▸ Problem statement
Starting with the line that contains "What data populates", copy every line through the end of the data below, exactly and with nothing added.

** START Record set **

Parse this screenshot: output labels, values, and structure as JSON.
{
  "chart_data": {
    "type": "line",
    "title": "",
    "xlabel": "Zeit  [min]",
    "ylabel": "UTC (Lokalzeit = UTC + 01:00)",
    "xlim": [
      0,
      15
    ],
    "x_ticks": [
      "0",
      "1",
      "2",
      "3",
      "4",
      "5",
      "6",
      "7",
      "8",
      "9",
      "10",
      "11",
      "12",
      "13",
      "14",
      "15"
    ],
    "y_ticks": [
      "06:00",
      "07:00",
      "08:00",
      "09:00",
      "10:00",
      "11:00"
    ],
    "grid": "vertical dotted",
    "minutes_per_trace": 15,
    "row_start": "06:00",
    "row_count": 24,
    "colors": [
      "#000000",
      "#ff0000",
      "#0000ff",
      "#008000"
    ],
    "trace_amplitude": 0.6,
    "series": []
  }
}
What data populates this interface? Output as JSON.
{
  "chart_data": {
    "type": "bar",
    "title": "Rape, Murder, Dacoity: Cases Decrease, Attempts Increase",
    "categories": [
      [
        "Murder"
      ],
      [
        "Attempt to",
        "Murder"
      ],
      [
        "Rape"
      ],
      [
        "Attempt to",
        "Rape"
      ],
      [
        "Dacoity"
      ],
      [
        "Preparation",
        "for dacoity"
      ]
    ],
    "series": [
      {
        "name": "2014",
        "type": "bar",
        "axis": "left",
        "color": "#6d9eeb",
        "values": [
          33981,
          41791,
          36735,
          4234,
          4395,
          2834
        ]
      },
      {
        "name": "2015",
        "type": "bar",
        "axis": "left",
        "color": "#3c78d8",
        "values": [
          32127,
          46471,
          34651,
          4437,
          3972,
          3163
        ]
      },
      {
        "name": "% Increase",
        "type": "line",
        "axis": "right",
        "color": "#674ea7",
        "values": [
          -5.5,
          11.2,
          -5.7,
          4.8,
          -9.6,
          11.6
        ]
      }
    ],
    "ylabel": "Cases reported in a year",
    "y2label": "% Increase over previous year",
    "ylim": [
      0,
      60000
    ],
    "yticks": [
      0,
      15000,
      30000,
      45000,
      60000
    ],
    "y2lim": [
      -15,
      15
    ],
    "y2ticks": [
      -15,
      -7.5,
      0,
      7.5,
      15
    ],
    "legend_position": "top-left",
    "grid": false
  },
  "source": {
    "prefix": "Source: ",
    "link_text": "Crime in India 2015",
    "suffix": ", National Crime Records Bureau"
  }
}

** END Record set **

▸ Correct output
What data populates this interface? Output as JSON.
{
  "chart_data": {
    "type": "bar",
    "title": "Rape, Murder, Dacoity: Cases Decrease, Attempts Increase",
    "categories": [
      [
        "Murder"
      ],
      [
        "Attempt to",
        "Murder"
      ],
      [
        "Rape"
      ],
      [
        "Attempt to",
        "Rape"
      ],
      [
        "Dacoity"
      ],
      [
        "Preparation",
        "for dacoity"
      ]
    ],
    "series": [
      {
        "name": "2014",
        "type": "bar",
        "axis": "left",
        "color": "#6d9eeb",
        "values": [
          33981,
          41791,
          36735,
          4234,
          4395,
          2834
        ]
      },
      {
        "name": "2015",
        "type": "bar",
        "axis": "left",
        "color": "#3c78d8",
        "values": [
          32127,
          46471,
          34651,
          4437,
          3972,
          3163
        ]
      },
      {
        "name": "% Increase",
        "type": "line",
        "axis": "right",
        "color": "#674ea7",
        "values": [
          -5.5,
          11.2,
          -5.7,
          4.8,
          -9.6,
          11.6
        ]
      }
    ],
    "ylabel": "Cases reported in a year",
    "y2label": "% Increase over previous year",
    "ylim": [
      0,
      60000
    ],
    "yticks": [
      0,
      15000,
      30000,
      45000,
      60000
    ],
    "y2lim": [
      -15,
      15
    ],
    "y2ticks": [
      -15,
      -7.5,
      0,
      7.5,
      15
    ],
    "legend_position": "top-left",
    "grid": false
  },
  "source": {
    "prefix": "Source: ",
    "link_text": "Crime in India 2015",
    "suffix": ", National Crime Records Bureau"
  }
}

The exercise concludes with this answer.